▸ **Direction**
Set down all of the entries word for word, omitting the images they contain.

(Recorded data)
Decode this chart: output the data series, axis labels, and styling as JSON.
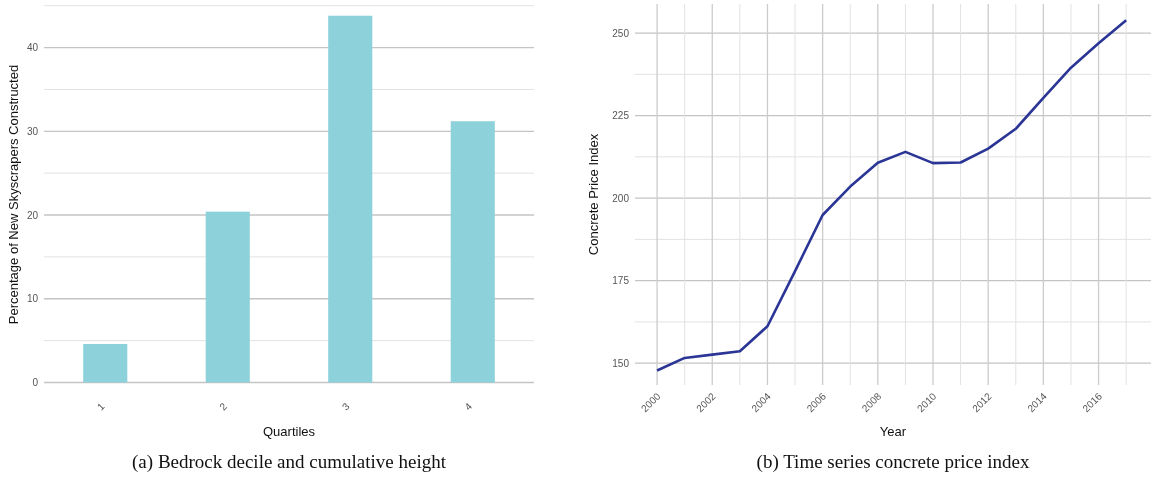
{
  "chart_data": [
    {
      "type": "bar",
      "categories": [
        "1",
        "2",
        "3",
        "4"
      ],
      "xlabel": "Quartiles",
      "ylabel": "Percentage of New Skyscrapers Constructed",
      "values": [
        4.6,
        20.4,
        43.8,
        31.2
      ],
      "color": "#8dd2da",
      "ylim": [
        -0.3,
        45.2
      ],
      "yticks": [
        0,
        {
          "value": 5,
          "label": null
        },
        10,
        {
          "value": 15,
          "label": null
        },
        20,
        {
          "value": 25,
          "label": null
        },
        30,
        {
          "value": 35,
          "label": null
        },
        40,
        {
          "value": 45,
          "label": null
        }
      ],
      "grid": "y",
      "annotations": [
        "(a) Bedrock decile and cumulative height"
      ]
    },
    {
      "type": "line",
      "xlabel": "Year",
      "ylabel": "Concrete Price Index",
      "x": [
        2000,
        2001,
        2002,
        2003,
        2004,
        2005,
        2006,
        2007,
        2008,
        2009,
        2010,
        2011,
        2012,
        2013,
        2014,
        2015,
        2016,
        2017
      ],
      "series": [
        {
          "color": "#2b3595",
          "values": [
            147.8,
            151.6,
            152.6,
            153.6,
            161.2,
            177.9,
            194.9,
            203.5,
            210.7,
            214.0,
            210.6,
            210.8,
            215.0,
            221.0,
            230.4,
            239.5,
            246.9,
            253.9
          ]
        }
      ],
      "xlim": [
        1999.2,
        2017.9
      ],
      "xticks": [
        2000,
        {
          "value": 2001,
          "label": null
        },
        2002,
        {
          "value": 2003,
          "label": null
        },
        2004,
        {
          "value": 2005,
          "label": null
        },
        2006,
        {
          "value": 2007,
          "label": null
        },
        2008,
        {
          "value": 2009,
          "label": null
        },
        2010,
        {
          "value": 2011,
          "label": null
        },
        2012,
        {
          "value": 2013,
          "label": null
        },
        2014,
        {
          "value": 2015,
          "label": null
        },
        2016,
        {
          "value": 2017,
          "label": null
        }
      ],
      "ylim": [
        143.4,
        258.8
      ],
      "yticks": [
        150,
        {
          "value": 162.5,
          "label": null
        },
        175,
        {
          "value": 187.5,
          "label": null
        },
        200,
        {
          "value": 212.5,
          "label": null
        },
        225,
        {
          "value": 237.5,
          "label": null
        },
        250
      ],
      "grid": true,
      "line_style": "solid",
      "annotations": [
        "(b) Time series concrete price index"
      ]
    }
  ]
}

▸ **Written solution**
Decode this chart: output the data series, axis labels, and styling as JSON.
{
  "chart_data": [
    {
      "type": "bar",
      "categories": [
        "1",
        "2",
        "3",
        "4"
      ],
      "xlabel": "Quartiles",
      "ylabel": "Percentage of New Skyscrapers Constructed",
      "values": [
        4.6,
        20.4,
        43.8,
        31.2
      ],
      "color": "#8dd2da",
      "ylim": [
        -0.3,
        45.2
      ],
      "yticks": [
        0,
        {
          "value": 5,
          "label": null
        },
        10,
        {
          "value": 15,
          "label": null
        },
        20,
        {
          "value": 25,
          "label": null
        },
        30,
        {
          "value": 35,
          "label": null
        },
        40,
        {
          "value": 45,
          "label": null
        }
      ],
      "grid": "y",
      "annotations": [
        "(a) Bedrock decile and cumulative height"
      ]
    },
    {
      "type": "line",
      "xlabel": "Year",
      "ylabel": "Concrete Price Index",
      "x": [
        2000,
        2001,
        2002,
        2003,
        2004,
        2005,
        2006,
        2007,
        2008,
        2009,
        2010,
        2011,
        2012,
        2013,
        2014,
        2015,
        2016,
        2017
      ],
      "series": [
        {
          "color": "#2b3595",
          "values": [
            147.8,
            151.6,
            152.6,
            153.6,
            161.2,
            177.9,
            194.9,
            203.5,
            210.7,
            214.0,
            210.6,
            210.8,
            215.0,
            221.0,
            230.4,
            239.5,
            246.9,
            253.9
          ]
        }
      ],
      "xlim": [
        1999.2,
        2017.9
      ],
      "xticks": [
        2000,
        {
          "value": 2001,
          "label": null
        },
        2002,
        {
          "value": 2003,
          "label": null
        },
        2004,
        {
          "value": 2005,
          "label": null
        },
        2006,
        {
          "value": 2007,
          "label": null
        },
        2008,
        {
          "value": 2009,
          "label": null
        },
        2010,
        {
          "value": 2011,
          "label": null
        },
        2012,
        {
          "value": 2013,
          "label": null
        },
        2014,
        {
          "value": 2015,
          "label": null
        },
        2016,
        {
          "value": 2017,
          "label": null
        }
      ],
      "ylim": [
        143.4,
        258.8
      ],
      "yticks": [
        150,
        {
          "value": 162.5,
          "label": null
        },
        175,
        {
          "value": 187.5,
          "label": null
        },
        200,
        {
          "value": 212.5,
          "label": null
        },
        225,
        {
          "value": 237.5,
          "label": null
        },
        250
      ],
      "grid": true,
      "line_style": "solid",
      "annotations": [
        "(b) Time series concrete price index"
      ]
    }
  ]
}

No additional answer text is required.